/---

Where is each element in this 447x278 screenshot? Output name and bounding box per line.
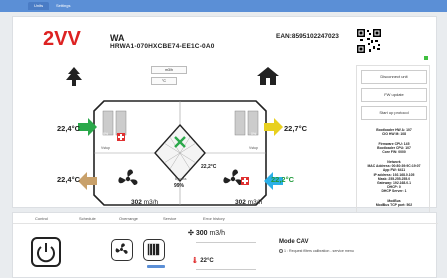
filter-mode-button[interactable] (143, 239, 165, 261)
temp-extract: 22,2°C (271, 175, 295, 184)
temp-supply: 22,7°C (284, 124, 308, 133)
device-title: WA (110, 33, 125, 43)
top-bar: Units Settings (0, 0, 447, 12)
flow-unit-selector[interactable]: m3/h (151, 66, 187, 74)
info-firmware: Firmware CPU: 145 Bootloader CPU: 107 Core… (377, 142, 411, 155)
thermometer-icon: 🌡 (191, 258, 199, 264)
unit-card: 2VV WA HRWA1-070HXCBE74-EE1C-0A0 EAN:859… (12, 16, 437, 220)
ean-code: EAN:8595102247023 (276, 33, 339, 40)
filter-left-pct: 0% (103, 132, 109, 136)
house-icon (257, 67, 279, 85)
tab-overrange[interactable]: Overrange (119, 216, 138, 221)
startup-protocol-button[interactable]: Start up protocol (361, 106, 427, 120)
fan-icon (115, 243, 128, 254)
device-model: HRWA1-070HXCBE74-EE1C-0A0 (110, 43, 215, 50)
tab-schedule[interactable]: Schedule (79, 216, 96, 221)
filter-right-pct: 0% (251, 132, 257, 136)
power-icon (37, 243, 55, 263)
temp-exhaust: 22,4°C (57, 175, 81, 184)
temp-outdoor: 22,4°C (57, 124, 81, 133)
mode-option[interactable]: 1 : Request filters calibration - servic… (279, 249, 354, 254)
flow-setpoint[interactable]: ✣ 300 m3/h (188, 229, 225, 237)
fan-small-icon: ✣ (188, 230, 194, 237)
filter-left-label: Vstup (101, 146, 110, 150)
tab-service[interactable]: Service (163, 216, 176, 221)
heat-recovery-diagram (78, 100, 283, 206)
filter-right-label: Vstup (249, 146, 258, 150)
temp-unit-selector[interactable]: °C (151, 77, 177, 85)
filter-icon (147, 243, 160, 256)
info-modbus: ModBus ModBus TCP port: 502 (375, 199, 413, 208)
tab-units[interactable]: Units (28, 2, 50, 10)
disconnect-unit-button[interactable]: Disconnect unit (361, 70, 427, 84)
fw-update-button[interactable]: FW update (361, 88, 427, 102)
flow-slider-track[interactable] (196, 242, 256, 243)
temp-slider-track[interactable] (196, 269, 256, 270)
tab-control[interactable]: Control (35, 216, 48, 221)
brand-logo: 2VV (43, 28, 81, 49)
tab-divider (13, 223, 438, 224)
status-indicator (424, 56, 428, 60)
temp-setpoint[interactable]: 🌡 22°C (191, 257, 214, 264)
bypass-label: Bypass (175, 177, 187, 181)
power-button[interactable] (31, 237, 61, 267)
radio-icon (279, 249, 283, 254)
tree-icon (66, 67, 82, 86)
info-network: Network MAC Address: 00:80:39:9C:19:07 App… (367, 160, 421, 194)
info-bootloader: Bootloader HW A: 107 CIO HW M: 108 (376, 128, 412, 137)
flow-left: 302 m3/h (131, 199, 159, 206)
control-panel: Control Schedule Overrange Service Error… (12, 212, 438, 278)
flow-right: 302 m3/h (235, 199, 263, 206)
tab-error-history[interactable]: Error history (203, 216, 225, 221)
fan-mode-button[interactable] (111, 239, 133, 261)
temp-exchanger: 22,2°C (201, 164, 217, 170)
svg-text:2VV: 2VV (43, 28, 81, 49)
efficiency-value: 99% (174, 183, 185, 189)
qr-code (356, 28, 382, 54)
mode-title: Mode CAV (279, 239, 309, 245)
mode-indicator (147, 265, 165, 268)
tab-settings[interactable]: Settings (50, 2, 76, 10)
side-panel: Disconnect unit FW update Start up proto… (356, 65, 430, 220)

\---
/---

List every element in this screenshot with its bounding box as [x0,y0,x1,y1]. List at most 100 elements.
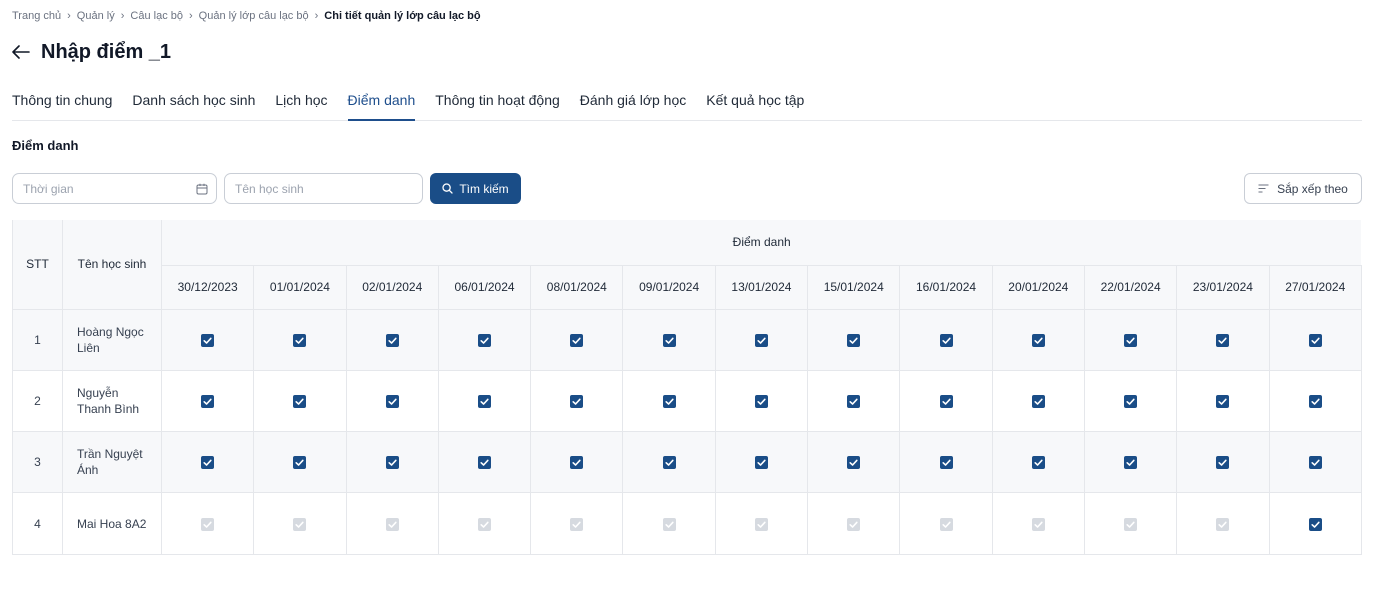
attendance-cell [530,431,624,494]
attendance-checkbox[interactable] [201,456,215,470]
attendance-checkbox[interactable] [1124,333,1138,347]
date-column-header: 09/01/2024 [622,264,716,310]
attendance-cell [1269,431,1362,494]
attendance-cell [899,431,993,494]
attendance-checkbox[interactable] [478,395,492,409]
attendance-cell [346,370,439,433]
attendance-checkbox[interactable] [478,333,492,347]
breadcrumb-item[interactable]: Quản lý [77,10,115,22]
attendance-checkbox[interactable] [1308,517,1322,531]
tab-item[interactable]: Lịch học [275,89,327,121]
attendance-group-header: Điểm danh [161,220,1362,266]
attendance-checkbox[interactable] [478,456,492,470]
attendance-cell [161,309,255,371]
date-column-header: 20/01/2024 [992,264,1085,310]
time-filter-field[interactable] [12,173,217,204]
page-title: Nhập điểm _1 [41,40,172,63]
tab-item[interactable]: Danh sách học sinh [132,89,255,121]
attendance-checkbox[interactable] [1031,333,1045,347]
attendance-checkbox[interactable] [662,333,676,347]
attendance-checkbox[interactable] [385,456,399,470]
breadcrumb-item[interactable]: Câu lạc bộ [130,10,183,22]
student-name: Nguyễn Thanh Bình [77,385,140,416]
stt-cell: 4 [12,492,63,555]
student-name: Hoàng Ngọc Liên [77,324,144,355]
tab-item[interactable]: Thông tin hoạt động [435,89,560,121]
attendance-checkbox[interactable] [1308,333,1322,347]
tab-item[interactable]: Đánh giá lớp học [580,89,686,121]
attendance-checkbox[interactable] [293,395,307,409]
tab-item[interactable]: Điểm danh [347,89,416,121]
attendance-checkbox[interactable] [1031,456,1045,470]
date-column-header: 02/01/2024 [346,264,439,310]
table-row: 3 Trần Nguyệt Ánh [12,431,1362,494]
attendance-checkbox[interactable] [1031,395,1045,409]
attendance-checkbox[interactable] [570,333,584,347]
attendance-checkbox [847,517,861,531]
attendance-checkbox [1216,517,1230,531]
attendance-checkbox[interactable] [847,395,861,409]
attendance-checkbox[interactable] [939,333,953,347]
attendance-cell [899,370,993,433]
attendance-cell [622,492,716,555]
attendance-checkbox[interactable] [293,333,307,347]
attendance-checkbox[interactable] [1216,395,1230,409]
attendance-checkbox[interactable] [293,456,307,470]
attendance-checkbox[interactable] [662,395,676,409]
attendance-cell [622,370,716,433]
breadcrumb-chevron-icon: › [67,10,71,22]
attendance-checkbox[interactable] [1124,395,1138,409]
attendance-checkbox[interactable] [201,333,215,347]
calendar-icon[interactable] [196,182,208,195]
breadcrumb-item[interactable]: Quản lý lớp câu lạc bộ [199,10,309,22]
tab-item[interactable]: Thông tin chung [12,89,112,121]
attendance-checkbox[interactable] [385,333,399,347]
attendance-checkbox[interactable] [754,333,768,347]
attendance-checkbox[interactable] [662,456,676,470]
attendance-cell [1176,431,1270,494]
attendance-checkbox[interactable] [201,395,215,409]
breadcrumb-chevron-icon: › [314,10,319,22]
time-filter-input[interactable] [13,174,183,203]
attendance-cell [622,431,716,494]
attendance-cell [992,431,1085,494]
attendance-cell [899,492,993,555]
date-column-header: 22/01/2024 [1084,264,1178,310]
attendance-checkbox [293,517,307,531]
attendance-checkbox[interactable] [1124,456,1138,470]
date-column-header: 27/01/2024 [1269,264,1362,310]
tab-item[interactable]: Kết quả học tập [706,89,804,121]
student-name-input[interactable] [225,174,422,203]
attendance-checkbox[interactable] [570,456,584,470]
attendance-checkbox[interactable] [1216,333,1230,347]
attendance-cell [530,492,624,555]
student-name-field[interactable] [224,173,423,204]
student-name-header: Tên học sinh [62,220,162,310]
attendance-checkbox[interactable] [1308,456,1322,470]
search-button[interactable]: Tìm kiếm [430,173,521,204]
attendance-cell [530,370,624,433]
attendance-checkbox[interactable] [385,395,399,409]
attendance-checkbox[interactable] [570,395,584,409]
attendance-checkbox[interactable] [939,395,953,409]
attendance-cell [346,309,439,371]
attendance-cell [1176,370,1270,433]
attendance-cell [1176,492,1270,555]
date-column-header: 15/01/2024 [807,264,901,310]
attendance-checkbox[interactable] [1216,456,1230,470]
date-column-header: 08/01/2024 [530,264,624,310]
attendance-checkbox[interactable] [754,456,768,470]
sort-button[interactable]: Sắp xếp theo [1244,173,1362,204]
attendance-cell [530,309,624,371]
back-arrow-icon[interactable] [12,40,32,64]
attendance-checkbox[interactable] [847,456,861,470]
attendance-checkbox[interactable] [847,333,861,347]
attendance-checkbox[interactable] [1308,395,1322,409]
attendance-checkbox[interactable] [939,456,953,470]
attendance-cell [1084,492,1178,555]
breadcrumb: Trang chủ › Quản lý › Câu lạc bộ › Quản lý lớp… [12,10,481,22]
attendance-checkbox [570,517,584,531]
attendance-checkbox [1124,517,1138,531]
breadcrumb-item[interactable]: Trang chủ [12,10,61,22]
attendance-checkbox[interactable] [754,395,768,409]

\---

=== Set exercise ===
Could you give the data from the line containing "filter-mode-button[interactable] (143, 239, 165, 261)" through the line containing "tab-overrange[interactable]: Overrange (119, 216, 138, 221)" again, substituting "clickable" for every "interactable" and leaving everything else as it is? Return only those lines.

=== Output for this task ===
filter-mode-button[clickable] (143, 239, 165, 261)
temp-extract: 22,2°C (271, 175, 295, 184)
temp-supply: 22,7°C (284, 124, 308, 133)
device-title: WA (110, 33, 125, 43)
top-bar: Units Settings (0, 0, 447, 12)
flow-unit-selector[clickable]: m3/h (151, 66, 187, 74)
info-firmware: Firmware CPU: 145 Bootloader CPU: 107 Core… (377, 142, 411, 155)
thermometer-icon: 🌡 (191, 258, 199, 264)
unit-card: 2VV WA HRWA1-070HXCBE74-EE1C-0A0 EAN:859… (12, 16, 437, 220)
ean-code: EAN:8595102247023 (276, 33, 339, 40)
filter-left-pct: 0% (103, 132, 109, 136)
house-icon (257, 67, 279, 85)
tab-overrange[clickable]: Overrange (119, 216, 138, 221)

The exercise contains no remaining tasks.